··· Data for this exercise ···
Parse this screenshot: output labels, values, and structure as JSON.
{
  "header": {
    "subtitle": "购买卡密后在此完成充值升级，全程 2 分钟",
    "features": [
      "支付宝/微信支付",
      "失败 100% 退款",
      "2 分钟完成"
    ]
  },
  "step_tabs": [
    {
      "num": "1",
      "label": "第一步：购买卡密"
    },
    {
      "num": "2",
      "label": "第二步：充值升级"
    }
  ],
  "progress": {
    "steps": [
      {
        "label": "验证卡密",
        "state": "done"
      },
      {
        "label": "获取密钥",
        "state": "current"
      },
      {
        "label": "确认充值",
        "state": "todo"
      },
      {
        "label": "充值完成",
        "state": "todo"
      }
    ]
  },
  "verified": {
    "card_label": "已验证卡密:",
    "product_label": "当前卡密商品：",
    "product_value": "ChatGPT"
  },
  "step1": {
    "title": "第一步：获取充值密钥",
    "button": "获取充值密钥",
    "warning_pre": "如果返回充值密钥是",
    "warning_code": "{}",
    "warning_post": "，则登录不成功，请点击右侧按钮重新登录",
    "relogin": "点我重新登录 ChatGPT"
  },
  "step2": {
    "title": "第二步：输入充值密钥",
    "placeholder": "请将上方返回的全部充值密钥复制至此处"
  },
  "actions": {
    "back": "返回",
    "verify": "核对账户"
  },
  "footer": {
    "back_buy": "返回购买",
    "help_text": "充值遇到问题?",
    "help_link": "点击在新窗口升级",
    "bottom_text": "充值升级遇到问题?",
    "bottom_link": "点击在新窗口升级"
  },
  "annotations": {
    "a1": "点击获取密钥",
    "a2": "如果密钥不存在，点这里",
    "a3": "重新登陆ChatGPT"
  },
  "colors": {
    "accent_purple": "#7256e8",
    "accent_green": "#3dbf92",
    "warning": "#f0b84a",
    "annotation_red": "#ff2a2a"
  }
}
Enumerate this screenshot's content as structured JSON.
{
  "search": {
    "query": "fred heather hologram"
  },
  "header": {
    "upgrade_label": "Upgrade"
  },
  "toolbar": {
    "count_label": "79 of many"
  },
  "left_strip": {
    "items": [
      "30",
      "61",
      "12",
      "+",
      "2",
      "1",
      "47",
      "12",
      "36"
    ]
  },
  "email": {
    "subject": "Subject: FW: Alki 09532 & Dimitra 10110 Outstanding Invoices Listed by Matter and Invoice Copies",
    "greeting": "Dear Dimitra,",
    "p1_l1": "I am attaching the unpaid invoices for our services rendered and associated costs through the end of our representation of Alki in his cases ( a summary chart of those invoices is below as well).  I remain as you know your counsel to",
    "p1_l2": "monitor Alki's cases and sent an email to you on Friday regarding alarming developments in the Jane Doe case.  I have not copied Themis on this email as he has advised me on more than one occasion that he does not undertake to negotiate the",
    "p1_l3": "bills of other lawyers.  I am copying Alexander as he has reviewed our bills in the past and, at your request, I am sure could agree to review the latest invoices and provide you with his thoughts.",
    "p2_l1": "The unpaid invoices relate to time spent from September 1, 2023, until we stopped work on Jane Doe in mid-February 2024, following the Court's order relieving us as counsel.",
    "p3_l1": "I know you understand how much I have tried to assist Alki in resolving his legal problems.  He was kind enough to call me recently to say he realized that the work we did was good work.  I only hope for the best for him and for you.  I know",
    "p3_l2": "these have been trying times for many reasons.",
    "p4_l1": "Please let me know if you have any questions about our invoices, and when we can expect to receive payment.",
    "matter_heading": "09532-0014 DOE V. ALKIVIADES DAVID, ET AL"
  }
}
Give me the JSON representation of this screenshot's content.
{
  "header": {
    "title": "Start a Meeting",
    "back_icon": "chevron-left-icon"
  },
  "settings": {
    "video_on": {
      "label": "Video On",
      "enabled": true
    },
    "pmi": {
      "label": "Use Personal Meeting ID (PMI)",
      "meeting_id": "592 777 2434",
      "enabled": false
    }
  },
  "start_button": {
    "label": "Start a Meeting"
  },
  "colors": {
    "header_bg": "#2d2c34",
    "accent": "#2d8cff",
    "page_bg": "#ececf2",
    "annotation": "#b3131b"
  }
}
···
··· Data for this exercise ···
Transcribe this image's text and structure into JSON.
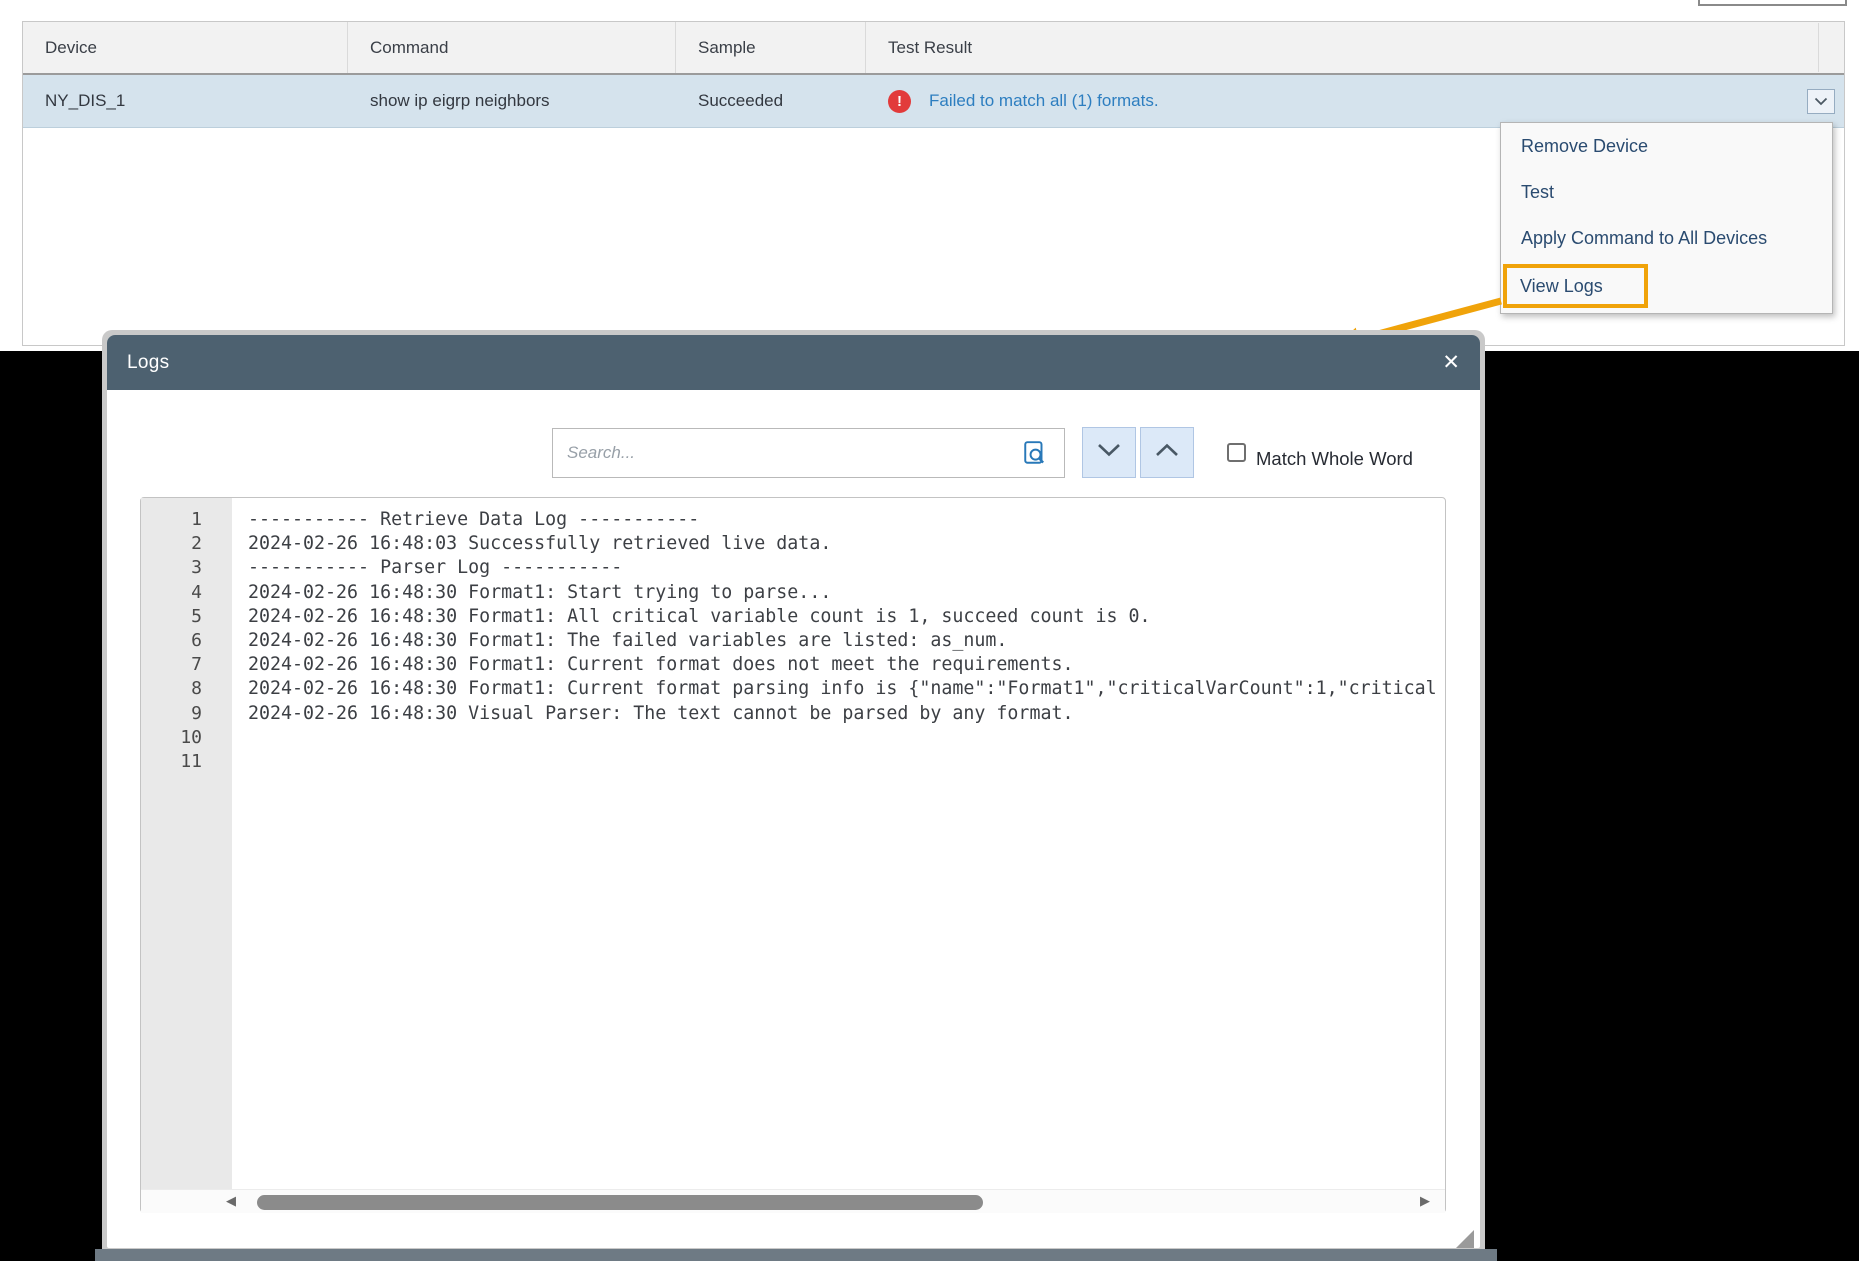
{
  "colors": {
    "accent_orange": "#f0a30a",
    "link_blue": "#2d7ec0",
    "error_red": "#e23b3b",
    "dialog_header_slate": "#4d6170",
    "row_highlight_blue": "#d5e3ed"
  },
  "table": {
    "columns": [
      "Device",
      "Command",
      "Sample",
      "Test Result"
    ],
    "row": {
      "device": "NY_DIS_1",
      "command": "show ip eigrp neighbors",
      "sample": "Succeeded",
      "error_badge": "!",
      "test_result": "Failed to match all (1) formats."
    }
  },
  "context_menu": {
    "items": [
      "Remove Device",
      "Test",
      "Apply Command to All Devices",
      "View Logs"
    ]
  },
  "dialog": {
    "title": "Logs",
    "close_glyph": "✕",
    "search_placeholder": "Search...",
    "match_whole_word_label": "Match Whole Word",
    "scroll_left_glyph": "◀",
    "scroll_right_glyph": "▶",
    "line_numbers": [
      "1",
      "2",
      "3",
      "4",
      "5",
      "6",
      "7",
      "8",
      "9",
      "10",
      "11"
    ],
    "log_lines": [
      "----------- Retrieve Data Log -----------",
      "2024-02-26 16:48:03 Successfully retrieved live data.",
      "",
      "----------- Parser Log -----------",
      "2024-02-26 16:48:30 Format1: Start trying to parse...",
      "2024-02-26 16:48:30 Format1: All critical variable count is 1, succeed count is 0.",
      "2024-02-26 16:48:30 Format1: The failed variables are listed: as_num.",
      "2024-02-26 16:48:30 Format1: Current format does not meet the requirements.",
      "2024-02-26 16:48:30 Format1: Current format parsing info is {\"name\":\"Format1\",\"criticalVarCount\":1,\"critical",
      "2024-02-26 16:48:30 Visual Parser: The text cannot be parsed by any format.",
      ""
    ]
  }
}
···
Task directions: Show all lines from the listing above in which "content" appears.

Problem solution:
Enumerate this screenshot's content as structured JSON.
Give me the JSON representation of this screenshot's content.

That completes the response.